<<<<

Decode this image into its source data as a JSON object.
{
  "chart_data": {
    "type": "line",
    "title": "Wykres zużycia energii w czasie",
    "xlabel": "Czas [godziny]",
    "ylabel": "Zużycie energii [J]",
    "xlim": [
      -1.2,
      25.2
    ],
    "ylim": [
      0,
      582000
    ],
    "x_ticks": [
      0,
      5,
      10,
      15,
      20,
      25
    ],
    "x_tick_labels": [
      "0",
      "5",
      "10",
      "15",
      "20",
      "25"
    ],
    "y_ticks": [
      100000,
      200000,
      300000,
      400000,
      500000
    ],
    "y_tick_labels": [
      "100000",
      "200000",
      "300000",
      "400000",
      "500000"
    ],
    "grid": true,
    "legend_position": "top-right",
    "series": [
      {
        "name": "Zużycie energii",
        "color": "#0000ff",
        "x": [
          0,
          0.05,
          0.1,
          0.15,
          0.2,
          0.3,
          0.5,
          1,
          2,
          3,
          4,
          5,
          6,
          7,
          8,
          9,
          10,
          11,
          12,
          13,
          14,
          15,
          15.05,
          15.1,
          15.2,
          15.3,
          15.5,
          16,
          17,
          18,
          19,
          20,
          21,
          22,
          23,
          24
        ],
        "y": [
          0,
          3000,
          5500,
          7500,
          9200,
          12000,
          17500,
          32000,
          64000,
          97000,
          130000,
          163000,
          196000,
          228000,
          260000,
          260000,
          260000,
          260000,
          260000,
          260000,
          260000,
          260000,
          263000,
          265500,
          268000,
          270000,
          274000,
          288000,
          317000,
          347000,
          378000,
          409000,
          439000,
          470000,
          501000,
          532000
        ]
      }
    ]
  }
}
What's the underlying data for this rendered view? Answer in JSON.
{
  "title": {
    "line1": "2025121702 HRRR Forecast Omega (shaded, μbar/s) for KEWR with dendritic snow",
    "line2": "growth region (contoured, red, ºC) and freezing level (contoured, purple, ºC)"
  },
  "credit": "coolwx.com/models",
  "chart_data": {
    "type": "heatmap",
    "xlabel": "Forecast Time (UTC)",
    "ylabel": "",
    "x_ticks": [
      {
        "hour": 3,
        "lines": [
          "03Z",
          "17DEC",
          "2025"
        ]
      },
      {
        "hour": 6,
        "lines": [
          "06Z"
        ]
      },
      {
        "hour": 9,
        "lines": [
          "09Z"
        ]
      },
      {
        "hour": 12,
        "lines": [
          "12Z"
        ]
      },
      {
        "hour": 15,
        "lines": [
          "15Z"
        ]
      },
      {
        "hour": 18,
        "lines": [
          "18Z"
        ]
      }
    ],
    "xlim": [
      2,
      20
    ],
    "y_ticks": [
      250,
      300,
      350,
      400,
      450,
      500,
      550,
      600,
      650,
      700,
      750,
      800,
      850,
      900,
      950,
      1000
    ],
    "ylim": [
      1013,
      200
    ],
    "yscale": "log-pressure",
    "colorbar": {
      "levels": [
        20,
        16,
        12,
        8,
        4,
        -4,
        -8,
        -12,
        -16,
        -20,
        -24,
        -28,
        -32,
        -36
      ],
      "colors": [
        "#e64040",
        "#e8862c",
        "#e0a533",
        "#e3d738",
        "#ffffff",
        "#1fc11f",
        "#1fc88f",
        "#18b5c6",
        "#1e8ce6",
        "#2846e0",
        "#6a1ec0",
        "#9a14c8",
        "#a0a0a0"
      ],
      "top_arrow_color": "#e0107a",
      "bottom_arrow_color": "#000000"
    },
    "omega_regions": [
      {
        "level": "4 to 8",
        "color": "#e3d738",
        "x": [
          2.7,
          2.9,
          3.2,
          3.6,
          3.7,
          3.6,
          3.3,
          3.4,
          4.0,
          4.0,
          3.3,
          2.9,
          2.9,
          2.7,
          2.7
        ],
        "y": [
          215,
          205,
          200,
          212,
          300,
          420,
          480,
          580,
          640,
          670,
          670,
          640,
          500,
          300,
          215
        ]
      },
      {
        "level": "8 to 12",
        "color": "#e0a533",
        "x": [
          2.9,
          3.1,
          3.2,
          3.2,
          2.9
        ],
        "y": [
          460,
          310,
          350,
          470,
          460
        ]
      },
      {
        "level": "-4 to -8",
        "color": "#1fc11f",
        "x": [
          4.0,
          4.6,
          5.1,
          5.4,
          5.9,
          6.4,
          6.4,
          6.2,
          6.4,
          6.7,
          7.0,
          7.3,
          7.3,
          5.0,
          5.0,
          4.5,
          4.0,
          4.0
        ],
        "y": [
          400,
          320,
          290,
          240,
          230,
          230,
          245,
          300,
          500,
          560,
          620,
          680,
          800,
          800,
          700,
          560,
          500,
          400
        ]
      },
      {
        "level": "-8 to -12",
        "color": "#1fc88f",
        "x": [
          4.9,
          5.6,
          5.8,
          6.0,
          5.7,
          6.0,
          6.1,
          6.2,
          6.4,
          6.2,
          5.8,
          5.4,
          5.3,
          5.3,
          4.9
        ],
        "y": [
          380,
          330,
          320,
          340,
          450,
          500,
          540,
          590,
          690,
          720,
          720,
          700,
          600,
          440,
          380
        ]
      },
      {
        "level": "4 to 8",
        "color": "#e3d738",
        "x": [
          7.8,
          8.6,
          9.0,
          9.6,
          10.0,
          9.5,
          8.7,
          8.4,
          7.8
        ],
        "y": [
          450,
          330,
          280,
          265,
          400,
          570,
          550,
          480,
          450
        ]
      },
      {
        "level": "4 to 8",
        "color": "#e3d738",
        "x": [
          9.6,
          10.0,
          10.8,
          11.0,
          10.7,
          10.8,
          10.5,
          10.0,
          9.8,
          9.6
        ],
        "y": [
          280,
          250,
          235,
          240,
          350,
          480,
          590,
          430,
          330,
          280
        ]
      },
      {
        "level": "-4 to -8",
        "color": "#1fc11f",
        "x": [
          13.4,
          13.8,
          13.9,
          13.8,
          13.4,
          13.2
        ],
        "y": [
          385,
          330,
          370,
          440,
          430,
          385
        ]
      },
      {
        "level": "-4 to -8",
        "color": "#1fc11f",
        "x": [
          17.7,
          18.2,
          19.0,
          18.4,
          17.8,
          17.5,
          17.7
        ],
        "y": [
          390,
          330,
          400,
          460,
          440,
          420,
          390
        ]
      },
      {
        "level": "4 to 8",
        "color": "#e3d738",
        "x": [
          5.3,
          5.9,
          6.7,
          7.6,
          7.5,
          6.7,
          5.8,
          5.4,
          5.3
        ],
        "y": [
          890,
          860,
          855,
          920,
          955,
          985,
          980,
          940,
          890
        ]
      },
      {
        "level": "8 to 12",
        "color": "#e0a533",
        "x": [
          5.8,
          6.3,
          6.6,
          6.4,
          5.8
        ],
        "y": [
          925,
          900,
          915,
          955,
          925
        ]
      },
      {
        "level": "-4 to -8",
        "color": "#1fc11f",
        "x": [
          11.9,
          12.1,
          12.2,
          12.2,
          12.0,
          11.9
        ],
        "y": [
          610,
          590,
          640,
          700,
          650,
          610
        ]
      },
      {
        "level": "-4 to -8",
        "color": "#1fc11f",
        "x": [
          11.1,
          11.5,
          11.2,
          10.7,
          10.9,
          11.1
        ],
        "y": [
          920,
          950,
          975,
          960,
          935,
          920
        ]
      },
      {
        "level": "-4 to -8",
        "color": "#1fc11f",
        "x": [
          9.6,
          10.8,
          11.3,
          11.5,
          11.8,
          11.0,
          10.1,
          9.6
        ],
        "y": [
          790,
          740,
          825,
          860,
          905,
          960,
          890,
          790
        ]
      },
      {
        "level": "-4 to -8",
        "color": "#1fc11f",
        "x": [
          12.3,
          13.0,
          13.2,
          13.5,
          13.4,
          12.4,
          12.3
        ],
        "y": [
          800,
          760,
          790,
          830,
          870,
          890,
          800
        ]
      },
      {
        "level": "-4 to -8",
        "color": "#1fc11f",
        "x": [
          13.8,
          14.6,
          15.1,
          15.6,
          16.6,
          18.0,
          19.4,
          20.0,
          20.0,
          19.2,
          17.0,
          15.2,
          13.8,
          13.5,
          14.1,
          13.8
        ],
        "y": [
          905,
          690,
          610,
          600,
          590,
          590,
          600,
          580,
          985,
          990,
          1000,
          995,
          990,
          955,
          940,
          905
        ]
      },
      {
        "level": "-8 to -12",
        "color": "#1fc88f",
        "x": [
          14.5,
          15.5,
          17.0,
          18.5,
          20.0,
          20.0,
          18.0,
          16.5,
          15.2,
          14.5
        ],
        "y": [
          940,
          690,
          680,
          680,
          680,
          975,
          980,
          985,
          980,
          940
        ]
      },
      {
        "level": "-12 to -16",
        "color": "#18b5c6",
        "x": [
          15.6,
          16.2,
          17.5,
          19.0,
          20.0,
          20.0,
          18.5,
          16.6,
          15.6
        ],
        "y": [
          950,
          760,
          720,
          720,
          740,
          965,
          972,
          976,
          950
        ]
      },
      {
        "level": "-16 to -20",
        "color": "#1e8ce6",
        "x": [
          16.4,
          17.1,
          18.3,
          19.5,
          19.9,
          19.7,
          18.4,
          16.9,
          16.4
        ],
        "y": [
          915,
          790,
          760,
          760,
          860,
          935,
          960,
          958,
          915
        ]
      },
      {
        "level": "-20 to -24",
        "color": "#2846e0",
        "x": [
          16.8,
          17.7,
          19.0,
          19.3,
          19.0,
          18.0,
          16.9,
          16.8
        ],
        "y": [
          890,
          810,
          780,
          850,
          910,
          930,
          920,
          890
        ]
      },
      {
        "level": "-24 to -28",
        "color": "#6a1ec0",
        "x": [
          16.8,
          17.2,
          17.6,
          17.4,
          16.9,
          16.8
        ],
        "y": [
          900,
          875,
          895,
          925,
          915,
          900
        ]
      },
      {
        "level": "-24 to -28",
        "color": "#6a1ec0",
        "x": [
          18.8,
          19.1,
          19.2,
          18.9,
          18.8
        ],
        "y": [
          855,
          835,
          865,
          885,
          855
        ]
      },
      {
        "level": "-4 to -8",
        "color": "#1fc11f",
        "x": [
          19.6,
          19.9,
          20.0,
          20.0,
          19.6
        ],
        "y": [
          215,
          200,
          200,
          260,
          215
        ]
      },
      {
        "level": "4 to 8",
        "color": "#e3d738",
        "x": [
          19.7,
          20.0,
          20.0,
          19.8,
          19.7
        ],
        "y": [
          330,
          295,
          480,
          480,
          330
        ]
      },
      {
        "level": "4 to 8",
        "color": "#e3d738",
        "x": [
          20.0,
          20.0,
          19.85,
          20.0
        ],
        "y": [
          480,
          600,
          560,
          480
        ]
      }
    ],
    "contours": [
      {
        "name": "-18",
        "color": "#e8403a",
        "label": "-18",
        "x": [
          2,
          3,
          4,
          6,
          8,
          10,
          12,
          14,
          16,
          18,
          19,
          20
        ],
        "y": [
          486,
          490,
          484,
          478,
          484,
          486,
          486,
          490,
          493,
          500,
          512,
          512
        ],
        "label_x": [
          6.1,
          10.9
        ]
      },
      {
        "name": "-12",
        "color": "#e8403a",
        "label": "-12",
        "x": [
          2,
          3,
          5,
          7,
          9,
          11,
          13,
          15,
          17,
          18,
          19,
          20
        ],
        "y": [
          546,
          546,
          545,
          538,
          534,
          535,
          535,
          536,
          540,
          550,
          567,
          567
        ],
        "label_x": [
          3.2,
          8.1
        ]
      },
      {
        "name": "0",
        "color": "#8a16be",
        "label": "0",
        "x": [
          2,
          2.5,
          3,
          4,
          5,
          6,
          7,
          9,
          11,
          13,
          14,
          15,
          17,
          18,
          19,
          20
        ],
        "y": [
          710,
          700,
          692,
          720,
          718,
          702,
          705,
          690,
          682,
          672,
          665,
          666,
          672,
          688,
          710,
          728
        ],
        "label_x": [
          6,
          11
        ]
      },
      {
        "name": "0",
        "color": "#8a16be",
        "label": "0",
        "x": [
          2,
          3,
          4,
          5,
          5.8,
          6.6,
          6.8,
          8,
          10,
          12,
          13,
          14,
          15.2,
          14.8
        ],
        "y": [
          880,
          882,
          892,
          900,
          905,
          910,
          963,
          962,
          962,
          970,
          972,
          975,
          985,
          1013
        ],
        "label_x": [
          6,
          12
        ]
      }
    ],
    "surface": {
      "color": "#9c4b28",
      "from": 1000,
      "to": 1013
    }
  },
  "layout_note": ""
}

>>>>

# [REQUIRED WORK]
Search the preceding listing for "title" and extract every line where it is found.

# [SOLUTION TO THE PROBLEM]
    "title": "Wykres zużycia energii w czasie",
  "title": {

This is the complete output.